=== Goal of the exercise ===
Transcribe all of the material exactly. Any picture in it should be left out.

(Dataset excerpt)
◆ ◆ ◆ ◆ ◆ ◆ ◆

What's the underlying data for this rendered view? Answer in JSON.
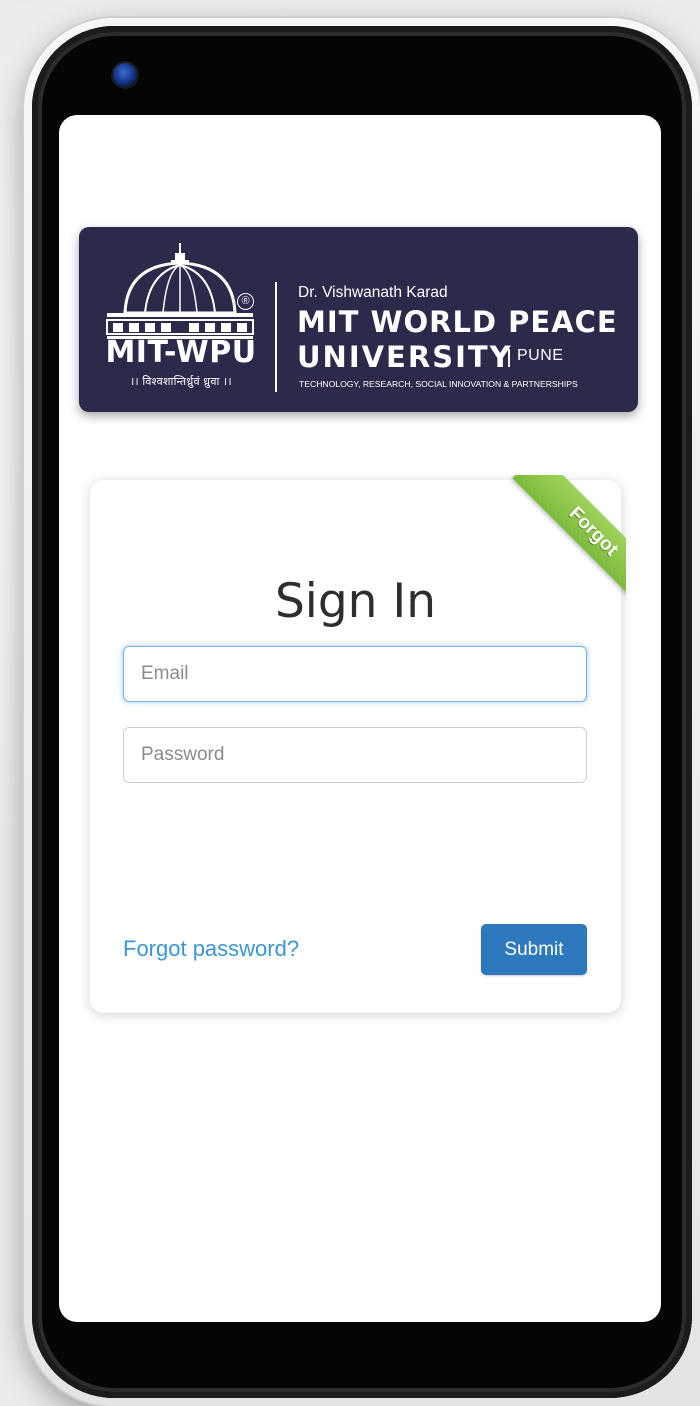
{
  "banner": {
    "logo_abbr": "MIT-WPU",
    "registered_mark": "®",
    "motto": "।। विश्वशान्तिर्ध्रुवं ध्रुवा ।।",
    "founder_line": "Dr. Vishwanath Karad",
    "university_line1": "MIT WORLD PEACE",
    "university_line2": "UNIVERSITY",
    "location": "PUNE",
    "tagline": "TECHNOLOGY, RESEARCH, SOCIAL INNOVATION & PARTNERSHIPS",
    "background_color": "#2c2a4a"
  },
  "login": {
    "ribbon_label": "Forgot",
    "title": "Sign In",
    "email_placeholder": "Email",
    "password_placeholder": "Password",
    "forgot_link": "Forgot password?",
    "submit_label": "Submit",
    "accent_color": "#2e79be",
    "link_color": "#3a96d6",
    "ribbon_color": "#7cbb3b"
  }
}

◆ ◆ ◆ ◆ ◆ ◆ ◆

=== Final result ===
What's the underlying data for this rendered view? Answer in JSON.
{
  "banner": {
    "logo_abbr": "MIT-WPU",
    "registered_mark": "®",
    "motto": "।। विश्वशान्तिर्ध्रुवं ध्रुवा ।।",
    "founder_line": "Dr. Vishwanath Karad",
    "university_line1": "MIT WORLD PEACE",
    "university_line2": "UNIVERSITY",
    "location": "PUNE",
    "tagline": "TECHNOLOGY, RESEARCH, SOCIAL INNOVATION & PARTNERSHIPS",
    "background_color": "#2c2a4a"
  },
  "login": {
    "ribbon_label": "Forgot",
    "title": "Sign In",
    "email_placeholder": "Email",
    "password_placeholder": "Password",
    "forgot_link": "Forgot password?",
    "submit_label": "Submit",
    "accent_color": "#2e79be",
    "link_color": "#3a96d6",
    "ribbon_color": "#7cbb3b"
  }
}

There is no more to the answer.